Exactly as given, repeat all of the entries.

DATA SUPPLIED:
%%

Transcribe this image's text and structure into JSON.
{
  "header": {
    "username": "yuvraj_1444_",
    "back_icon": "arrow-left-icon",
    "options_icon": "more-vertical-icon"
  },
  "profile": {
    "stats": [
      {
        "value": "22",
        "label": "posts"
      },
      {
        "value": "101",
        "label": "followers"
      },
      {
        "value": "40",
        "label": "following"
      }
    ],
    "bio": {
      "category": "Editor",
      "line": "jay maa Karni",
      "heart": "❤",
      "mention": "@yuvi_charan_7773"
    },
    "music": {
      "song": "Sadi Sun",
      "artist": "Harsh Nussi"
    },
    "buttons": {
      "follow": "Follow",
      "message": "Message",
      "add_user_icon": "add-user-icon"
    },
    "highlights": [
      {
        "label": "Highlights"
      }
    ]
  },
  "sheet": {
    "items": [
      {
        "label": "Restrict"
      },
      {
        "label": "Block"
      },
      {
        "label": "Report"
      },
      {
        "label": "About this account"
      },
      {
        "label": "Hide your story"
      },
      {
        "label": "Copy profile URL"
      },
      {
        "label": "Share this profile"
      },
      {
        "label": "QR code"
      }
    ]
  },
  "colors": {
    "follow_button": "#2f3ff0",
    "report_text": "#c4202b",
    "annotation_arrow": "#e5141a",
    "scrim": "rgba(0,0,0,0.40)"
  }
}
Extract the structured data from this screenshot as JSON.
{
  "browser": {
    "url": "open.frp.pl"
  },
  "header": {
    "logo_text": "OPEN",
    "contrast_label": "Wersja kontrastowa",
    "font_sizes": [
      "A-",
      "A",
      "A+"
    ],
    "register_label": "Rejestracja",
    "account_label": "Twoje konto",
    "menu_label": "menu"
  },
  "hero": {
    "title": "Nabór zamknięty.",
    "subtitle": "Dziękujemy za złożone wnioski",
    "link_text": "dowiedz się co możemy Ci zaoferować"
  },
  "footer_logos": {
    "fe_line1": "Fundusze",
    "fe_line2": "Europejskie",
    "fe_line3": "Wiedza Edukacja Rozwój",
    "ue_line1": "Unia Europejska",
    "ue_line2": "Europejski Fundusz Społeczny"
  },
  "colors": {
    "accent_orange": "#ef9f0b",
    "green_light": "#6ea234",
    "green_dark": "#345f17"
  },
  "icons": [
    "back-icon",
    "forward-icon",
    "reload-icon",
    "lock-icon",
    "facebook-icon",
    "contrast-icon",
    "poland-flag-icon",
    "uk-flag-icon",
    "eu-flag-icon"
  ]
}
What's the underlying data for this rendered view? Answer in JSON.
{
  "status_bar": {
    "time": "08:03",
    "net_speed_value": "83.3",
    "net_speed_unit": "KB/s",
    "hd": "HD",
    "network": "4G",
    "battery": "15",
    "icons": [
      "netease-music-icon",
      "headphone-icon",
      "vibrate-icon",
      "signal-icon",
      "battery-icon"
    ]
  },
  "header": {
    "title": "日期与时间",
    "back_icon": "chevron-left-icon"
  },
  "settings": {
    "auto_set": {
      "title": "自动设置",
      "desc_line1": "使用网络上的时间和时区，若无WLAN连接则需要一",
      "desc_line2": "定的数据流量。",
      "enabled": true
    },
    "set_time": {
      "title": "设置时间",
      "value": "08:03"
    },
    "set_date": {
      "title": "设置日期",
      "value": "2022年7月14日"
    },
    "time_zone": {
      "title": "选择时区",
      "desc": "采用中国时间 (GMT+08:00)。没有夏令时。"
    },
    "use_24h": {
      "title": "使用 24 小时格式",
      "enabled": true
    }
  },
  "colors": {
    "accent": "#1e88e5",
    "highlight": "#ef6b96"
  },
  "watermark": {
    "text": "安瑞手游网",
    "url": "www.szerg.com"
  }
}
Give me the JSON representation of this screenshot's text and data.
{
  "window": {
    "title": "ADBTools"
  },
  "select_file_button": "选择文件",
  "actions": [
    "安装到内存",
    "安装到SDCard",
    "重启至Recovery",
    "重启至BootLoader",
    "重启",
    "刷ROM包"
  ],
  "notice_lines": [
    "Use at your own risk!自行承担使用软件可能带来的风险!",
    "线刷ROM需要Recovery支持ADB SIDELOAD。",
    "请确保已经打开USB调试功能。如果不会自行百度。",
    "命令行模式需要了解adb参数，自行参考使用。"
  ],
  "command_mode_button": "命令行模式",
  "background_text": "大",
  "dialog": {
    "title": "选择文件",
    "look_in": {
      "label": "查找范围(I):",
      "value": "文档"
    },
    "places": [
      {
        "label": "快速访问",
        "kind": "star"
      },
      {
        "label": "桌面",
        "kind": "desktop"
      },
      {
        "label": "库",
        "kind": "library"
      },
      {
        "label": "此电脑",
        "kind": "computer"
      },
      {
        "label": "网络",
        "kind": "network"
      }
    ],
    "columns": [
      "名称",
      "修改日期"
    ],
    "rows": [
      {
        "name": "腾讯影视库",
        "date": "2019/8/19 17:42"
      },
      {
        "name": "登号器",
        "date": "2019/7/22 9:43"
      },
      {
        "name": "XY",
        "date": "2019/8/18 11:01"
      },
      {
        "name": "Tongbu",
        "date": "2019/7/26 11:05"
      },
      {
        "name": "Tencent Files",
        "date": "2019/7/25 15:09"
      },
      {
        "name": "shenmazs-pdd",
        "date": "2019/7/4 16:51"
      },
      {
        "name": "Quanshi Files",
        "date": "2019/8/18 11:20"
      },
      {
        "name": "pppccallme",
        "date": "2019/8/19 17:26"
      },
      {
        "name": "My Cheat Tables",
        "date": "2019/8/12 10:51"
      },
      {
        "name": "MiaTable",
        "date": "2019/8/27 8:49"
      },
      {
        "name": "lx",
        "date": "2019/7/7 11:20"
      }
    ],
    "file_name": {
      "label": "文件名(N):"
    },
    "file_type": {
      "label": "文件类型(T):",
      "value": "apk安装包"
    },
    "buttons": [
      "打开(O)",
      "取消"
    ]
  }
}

%%

WRITTEN RESPONSE:
Transcribe this image's text and structure into JSON.
{
  "header": {
    "username": "yuvraj_1444_",
    "back_icon": "arrow-left-icon",
    "options_icon": "more-vertical-icon"
  },
  "profile": {
    "stats": [
      {
        "value": "22",
        "label": "posts"
      },
      {
        "value": "101",
        "label": "followers"
      },
      {
        "value": "40",
        "label": "following"
      }
    ],
    "bio": {
      "category": "Editor",
      "line": "jay maa Karni",
      "heart": "❤",
      "mention": "@yuvi_charan_7773"
    },
    "music": {
      "song": "Sadi Sun",
      "artist": "Harsh Nussi"
    },
    "buttons": {
      "follow": "Follow",
      "message": "Message",
      "add_user_icon": "add-user-icon"
    },
    "highlights": [
      {
        "label": "Highlights"
      }
    ]
  },
  "sheet": {
    "items": [
      {
        "label": "Restrict"
      },
      {
        "label": "Block"
      },
      {
        "label": "Report"
      },
      {
        "label": "About this account"
      },
      {
        "label": "Hide your story"
      },
      {
        "label": "Copy profile URL"
      },
      {
        "label": "Share this profile"
      },
      {
        "label": "QR code"
      }
    ]
  },
  "colors": {
    "follow_button": "#2f3ff0",
    "report_text": "#c4202b",
    "annotation_arrow": "#e5141a",
    "scrim": "rgba(0,0,0,0.40)"
  }
}
Extract the structured data from this screenshot as JSON.
{
  "browser": {
    "url": "open.frp.pl"
  },
  "header": {
    "logo_text": "OPEN",
    "contrast_label": "Wersja kontrastowa",
    "font_sizes": [
      "A-",
      "A",
      "A+"
    ],
    "register_label": "Rejestracja",
    "account_label": "Twoje konto",
    "menu_label": "menu"
  },
  "hero": {
    "title": "Nabór zamknięty.",
    "subtitle": "Dziękujemy za złożone wnioski",
    "link_text": "dowiedz się co możemy Ci zaoferować"
  },
  "footer_logos": {
    "fe_line1": "Fundusze",
    "fe_line2": "Europejskie",
    "fe_line3": "Wiedza Edukacja Rozwój",
    "ue_line1": "Unia Europejska",
    "ue_line2": "Europejski Fundusz Społeczny"
  },
  "colors": {
    "accent_orange": "#ef9f0b",
    "green_light": "#6ea234",
    "green_dark": "#345f17"
  },
  "icons": [
    "back-icon",
    "forward-icon",
    "reload-icon",
    "lock-icon",
    "facebook-icon",
    "contrast-icon",
    "poland-flag-icon",
    "uk-flag-icon",
    "eu-flag-icon"
  ]
}
What's the underlying data for this rendered view? Answer in JSON.
{
  "status_bar": {
    "time": "08:03",
    "net_speed_value": "83.3",
    "net_speed_unit": "KB/s",
    "hd": "HD",
    "network": "4G",
    "battery": "15",
    "icons": [
      "netease-music-icon",
      "headphone-icon",
      "vibrate-icon",
      "signal-icon",
      "battery-icon"
    ]
  },
  "header": {
    "title": "日期与时间",
    "back_icon": "chevron-left-icon"
  },
  "settings": {
    "auto_set": {
      "title": "自动设置",
      "desc_line1": "使用网络上的时间和时区，若无WLAN连接则需要一",
      "desc_line2": "定的数据流量。",
      "enabled": true
    },
    "set_time": {
      "title": "设置时间",
      "value": "08:03"
    },
    "set_date": {
      "title": "设置日期",
      "value": "2022年7月14日"
    },
    "time_zone": {
      "title": "选择时区",
      "desc": "采用中国时间 (GMT+08:00)。没有夏令时。"
    },
    "use_24h": {
      "title": "使用 24 小时格式",
      "enabled": true
    }
  },
  "colors": {
    "accent": "#1e88e5",
    "highlight": "#ef6b96"
  },
  "watermark": {
    "text": "安瑞手游网",
    "url": "www.szerg.com"
  }
}
Give me the JSON representation of this screenshot's text and data.
{
  "window": {
    "title": "ADBTools"
  },
  "select_file_button": "选择文件",
  "actions": [
    "安装到内存",
    "安装到SDCard",
    "重启至Recovery",
    "重启至BootLoader",
    "重启",
    "刷ROM包"
  ],
  "notice_lines": [
    "Use at your own risk!自行承担使用软件可能带来的风险!",
    "线刷ROM需要Recovery支持ADB SIDELOAD。",
    "请确保已经打开USB调试功能。如果不会自行百度。",
    "命令行模式需要了解adb参数，自行参考使用。"
  ],
  "command_mode_button": "命令行模式",
  "background_text": "大",
  "dialog": {
    "title": "选择文件",
    "look_in": {
      "label": "查找范围(I):",
      "value": "文档"
    },
    "places": [
      {
        "label": "快速访问",
        "kind": "star"
      },
      {
        "label": "桌面",
        "kind": "desktop"
      },
      {
        "label": "库",
        "kind": "library"
      },
      {
        "label": "此电脑",
        "kind": "computer"
      },
      {
        "label": "网络",
        "kind": "network"
      }
    ],
    "columns": [
      "名称",
      "修改日期"
    ],
    "rows": [
      {
        "name": "腾讯影视库",
        "date": "2019/8/19 17:42"
      },
      {
        "name": "登号器",
        "date": "2019/7/22 9:43"
      },
      {
        "name": "XY",
        "date": "2019/8/18 11:01"
      },
      {
        "name": "Tongbu",
        "date": "2019/7/26 11:05"
      },
      {
        "name": "Tencent Files",
        "date": "2019/7/25 15:09"
      },
      {
        "name": "shenmazs-pdd",
        "date": "2019/7/4 16:51"
      },
      {
        "name": "Quanshi Files",
        "date": "2019/8/18 11:20"
      },
      {
        "name": "pppccallme",
        "date": "2019/8/19 17:26"
      },
      {
        "name": "My Cheat Tables",
        "date": "2019/8/12 10:51"
      },
      {
        "name": "MiaTable",
        "date": "2019/8/27 8:49"
      },
      {
        "name": "lx",
        "date": "2019/7/7 11:20"
      }
    ],
    "file_name": {
      "label": "文件名(N):"
    },
    "file_type": {
      "label": "文件类型(T):",
      "value": "apk安装包"
    },
    "buttons": [
      "打开(O)",
      "取消"
    ]
  }
}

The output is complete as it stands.